What needs to be done —
Select the lines that contain "为人师表" and copy each of them.

[Collected data entries]
------------------------------------------------------------
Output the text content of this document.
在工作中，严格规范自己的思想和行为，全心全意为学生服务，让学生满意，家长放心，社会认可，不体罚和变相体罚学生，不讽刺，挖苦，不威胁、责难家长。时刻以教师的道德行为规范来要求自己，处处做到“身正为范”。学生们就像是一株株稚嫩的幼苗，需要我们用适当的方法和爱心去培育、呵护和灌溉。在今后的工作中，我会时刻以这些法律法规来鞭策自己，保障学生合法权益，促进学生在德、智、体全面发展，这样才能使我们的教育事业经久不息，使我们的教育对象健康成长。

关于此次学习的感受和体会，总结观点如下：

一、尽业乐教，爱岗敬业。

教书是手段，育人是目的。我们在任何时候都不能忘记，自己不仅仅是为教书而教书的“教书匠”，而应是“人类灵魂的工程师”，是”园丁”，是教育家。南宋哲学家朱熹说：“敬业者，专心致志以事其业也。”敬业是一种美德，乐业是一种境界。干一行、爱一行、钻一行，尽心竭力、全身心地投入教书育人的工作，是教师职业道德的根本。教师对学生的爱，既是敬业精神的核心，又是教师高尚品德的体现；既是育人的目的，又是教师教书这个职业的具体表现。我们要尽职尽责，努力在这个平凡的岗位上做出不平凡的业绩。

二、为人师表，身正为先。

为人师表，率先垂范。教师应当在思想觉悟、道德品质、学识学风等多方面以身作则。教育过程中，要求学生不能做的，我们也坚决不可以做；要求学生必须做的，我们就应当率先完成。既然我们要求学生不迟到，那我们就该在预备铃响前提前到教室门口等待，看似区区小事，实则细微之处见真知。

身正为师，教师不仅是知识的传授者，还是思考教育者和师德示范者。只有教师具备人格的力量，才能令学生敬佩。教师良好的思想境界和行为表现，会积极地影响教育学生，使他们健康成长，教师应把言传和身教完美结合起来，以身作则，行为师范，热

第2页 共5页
------------------------------------------------------------
Worked solution —
二、为人师表，身正为先。
为人师表，率先垂范。教师应当在思想觉悟、道德品质、学识学风等多方面以身作则。教育过程中，要求学生不能做的，我们也坚决不可以做；要求学生必须做的，我们就应当率先完成。既然我们要求学生不迟到，那我们就该在预备铃响前提前到教室门口等待，看似区区小事，实则细微之处见真知。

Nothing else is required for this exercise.